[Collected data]
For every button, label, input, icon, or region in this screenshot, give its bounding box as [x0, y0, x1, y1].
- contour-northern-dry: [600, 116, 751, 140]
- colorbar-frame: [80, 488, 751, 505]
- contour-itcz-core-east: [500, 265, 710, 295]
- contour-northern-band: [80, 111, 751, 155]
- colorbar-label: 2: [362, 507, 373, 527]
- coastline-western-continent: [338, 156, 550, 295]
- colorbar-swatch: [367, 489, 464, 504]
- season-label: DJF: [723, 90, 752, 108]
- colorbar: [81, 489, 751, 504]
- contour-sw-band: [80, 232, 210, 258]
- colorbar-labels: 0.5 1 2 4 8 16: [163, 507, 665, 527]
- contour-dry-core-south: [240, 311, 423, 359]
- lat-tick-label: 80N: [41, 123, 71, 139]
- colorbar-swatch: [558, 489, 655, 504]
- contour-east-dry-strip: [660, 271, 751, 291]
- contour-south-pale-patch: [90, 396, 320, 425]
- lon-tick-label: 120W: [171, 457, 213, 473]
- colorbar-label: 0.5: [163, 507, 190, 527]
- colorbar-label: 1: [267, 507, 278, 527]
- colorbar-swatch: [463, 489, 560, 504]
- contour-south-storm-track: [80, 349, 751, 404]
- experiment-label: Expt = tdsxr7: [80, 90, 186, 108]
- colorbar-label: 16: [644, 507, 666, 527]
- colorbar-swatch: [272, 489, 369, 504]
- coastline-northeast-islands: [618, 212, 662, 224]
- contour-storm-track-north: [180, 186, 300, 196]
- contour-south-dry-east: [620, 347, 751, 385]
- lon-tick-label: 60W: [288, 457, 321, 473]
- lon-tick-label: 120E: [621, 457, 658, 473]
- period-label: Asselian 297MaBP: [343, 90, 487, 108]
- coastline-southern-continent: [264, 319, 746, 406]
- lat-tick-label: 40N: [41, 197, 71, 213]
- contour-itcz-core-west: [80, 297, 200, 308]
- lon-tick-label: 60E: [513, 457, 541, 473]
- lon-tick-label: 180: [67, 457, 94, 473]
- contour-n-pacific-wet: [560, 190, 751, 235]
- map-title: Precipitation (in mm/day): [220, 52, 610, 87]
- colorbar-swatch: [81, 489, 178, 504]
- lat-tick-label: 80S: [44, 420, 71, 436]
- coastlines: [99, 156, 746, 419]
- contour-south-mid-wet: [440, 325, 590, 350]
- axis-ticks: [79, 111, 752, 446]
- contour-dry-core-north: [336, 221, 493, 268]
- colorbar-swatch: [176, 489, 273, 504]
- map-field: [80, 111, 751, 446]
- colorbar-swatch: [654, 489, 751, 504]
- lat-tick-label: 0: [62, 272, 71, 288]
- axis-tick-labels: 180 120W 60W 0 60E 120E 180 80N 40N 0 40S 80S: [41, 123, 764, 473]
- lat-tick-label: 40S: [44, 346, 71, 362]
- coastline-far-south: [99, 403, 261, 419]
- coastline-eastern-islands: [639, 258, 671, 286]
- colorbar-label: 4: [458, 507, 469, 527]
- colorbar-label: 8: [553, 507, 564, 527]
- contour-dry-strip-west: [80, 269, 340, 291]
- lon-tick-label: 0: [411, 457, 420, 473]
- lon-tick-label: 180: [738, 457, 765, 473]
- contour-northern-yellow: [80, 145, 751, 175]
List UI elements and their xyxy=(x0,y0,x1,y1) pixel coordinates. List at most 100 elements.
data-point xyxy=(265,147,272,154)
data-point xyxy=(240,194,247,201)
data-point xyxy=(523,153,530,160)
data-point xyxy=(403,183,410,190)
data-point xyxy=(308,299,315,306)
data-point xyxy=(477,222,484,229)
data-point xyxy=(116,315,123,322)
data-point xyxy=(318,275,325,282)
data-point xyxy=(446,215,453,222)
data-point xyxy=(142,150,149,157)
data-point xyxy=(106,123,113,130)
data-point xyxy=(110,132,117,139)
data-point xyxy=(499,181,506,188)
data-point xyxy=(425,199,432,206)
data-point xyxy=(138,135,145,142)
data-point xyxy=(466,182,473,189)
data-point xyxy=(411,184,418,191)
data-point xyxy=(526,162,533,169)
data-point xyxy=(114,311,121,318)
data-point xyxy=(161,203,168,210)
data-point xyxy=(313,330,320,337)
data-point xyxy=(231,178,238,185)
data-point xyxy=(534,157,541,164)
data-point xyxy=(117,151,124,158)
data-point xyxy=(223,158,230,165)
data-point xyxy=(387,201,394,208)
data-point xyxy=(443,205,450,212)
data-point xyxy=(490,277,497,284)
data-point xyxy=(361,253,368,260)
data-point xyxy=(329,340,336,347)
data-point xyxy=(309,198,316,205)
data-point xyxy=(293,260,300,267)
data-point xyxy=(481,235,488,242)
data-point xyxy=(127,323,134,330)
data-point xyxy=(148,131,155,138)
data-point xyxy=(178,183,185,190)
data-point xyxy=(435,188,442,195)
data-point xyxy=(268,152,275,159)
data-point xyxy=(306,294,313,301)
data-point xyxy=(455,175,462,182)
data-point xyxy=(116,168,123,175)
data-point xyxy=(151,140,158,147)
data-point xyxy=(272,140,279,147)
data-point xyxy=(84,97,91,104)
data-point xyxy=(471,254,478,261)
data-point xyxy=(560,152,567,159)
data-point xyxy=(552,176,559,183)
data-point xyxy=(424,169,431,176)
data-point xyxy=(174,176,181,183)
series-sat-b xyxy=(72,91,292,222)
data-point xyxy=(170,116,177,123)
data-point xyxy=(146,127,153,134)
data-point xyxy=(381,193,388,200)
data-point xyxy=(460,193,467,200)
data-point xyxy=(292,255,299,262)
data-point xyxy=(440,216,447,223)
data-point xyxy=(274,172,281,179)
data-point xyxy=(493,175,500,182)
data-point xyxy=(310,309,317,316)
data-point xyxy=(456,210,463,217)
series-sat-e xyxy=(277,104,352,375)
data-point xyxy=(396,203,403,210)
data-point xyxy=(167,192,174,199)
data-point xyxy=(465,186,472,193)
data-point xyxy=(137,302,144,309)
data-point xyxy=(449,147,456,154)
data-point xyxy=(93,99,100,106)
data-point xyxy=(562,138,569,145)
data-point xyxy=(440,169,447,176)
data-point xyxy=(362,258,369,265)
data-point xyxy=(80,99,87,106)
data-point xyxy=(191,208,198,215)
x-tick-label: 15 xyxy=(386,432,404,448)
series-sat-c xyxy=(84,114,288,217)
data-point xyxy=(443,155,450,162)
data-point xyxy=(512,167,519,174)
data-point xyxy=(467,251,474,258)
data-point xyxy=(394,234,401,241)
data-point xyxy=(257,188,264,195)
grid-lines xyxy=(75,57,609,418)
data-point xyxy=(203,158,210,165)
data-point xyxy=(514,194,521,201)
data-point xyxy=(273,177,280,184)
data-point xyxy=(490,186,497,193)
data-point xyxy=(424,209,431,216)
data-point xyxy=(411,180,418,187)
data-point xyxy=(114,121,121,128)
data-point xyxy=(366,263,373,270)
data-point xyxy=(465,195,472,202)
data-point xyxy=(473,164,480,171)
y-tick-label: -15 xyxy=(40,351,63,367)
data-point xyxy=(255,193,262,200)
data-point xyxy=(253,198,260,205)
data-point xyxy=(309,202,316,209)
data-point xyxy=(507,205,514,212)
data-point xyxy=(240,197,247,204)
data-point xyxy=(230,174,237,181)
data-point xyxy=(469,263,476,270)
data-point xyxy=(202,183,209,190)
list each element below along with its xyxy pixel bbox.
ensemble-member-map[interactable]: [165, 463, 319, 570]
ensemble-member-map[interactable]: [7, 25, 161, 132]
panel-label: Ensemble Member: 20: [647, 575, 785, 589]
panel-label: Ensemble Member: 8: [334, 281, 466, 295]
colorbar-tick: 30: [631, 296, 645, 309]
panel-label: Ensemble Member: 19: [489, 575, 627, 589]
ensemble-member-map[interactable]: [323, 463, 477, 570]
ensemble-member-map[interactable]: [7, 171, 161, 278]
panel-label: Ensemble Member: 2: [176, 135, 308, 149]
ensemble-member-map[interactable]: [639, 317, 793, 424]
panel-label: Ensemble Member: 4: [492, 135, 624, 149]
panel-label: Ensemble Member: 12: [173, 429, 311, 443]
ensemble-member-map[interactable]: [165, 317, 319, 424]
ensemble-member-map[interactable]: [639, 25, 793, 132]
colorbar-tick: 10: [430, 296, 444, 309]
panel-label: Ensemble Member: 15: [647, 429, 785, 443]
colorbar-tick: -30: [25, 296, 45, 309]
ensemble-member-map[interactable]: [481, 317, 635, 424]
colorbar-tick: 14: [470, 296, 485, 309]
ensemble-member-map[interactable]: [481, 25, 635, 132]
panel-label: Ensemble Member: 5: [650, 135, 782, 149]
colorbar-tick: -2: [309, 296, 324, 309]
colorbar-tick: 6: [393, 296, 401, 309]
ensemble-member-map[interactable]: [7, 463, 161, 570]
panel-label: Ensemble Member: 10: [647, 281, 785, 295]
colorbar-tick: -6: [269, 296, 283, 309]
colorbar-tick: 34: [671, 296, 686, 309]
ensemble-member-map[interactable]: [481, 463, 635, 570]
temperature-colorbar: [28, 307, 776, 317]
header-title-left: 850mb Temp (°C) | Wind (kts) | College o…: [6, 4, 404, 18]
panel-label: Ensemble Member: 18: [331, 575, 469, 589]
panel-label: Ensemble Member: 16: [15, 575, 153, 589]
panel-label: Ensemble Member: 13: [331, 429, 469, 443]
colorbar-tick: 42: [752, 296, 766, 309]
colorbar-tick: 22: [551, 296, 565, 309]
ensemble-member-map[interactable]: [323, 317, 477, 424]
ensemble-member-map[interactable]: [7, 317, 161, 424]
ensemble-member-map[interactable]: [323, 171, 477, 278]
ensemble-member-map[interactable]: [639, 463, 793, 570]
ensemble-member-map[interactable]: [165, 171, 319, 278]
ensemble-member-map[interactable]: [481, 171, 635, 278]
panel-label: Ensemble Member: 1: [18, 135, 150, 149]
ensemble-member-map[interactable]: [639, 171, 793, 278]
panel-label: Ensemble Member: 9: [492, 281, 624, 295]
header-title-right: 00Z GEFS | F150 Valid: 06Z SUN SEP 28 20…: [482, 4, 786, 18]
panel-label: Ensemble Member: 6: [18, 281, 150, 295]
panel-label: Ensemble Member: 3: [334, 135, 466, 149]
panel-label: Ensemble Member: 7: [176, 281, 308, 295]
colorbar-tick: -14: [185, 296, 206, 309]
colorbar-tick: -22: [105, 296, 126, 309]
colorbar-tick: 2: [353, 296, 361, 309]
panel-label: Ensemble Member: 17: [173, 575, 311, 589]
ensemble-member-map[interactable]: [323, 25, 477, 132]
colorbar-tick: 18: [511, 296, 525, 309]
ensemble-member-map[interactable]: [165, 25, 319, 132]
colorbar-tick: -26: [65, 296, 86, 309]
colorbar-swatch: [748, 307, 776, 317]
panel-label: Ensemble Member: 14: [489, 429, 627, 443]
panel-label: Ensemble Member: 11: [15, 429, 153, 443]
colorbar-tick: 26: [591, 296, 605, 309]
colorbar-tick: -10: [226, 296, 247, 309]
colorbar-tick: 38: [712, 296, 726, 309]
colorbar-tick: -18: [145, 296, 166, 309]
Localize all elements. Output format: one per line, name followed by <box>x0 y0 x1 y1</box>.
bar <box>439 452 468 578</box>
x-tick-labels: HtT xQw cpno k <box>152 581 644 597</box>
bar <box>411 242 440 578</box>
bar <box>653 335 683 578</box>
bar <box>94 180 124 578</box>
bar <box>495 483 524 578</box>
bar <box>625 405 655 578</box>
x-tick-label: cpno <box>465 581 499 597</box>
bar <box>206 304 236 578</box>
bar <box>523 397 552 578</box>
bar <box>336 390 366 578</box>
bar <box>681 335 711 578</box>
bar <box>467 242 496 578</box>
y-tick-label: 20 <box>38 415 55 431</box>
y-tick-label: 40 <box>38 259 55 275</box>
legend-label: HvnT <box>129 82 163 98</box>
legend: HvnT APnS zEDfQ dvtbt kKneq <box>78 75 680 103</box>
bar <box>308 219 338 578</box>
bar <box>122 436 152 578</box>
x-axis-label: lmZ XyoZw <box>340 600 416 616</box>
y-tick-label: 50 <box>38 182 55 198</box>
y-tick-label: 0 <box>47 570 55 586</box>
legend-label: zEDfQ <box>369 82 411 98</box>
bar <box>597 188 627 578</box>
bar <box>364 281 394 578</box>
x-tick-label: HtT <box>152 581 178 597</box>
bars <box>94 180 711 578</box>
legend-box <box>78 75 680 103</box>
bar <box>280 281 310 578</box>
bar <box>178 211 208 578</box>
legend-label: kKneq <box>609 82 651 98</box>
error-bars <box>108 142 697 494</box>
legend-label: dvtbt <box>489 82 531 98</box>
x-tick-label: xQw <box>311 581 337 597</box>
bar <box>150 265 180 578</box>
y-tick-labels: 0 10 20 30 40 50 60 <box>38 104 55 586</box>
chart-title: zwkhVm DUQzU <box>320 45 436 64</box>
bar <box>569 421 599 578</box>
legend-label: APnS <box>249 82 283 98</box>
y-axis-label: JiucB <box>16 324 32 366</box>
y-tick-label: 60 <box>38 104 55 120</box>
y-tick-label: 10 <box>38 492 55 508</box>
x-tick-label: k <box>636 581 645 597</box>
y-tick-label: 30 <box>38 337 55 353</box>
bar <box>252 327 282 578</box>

What this task involves: Quote the lines from the beginning of the collected data up to and including the line containing "- lon-tick-label: 60W: [288, 457, 321, 473]".

Written solution:
For every button, label, input, icon, or region in this screenshot, give its bounding box as [x0, y0, x1, y1].
- contour-northern-dry: [600, 116, 751, 140]
- colorbar-frame: [80, 488, 751, 505]
- contour-itcz-core-east: [500, 265, 710, 295]
- contour-northern-band: [80, 111, 751, 155]
- colorbar-label: 2: [362, 507, 373, 527]
- coastline-western-continent: [338, 156, 550, 295]
- colorbar-swatch: [367, 489, 464, 504]
- season-label: DJF: [723, 90, 752, 108]
- colorbar: [81, 489, 751, 504]
- contour-sw-band: [80, 232, 210, 258]
- colorbar-labels: 0.5 1 2 4 8 16: [163, 507, 665, 527]
- contour-dry-core-south: [240, 311, 423, 359]
- lat-tick-label: 80N: [41, 123, 71, 139]
- colorbar-swatch: [558, 489, 655, 504]
- contour-east-dry-strip: [660, 271, 751, 291]
- contour-south-pale-patch: [90, 396, 320, 425]
- lon-tick-label: 120W: [171, 457, 213, 473]
- colorbar-label: 0.5: [163, 507, 190, 527]
- colorbar-label: 1: [267, 507, 278, 527]
- colorbar-swatch: [463, 489, 560, 504]
- contour-south-storm-track: [80, 349, 751, 404]
- experiment-label: Expt = tdsxr7: [80, 90, 186, 108]
- colorbar-label: 16: [644, 507, 666, 527]
- colorbar-swatch: [272, 489, 369, 504]
- coastline-northeast-islands: [618, 212, 662, 224]
- contour-storm-track-north: [180, 186, 300, 196]
- contour-south-dry-east: [620, 347, 751, 385]
- lon-tick-label: 60W: [288, 457, 321, 473]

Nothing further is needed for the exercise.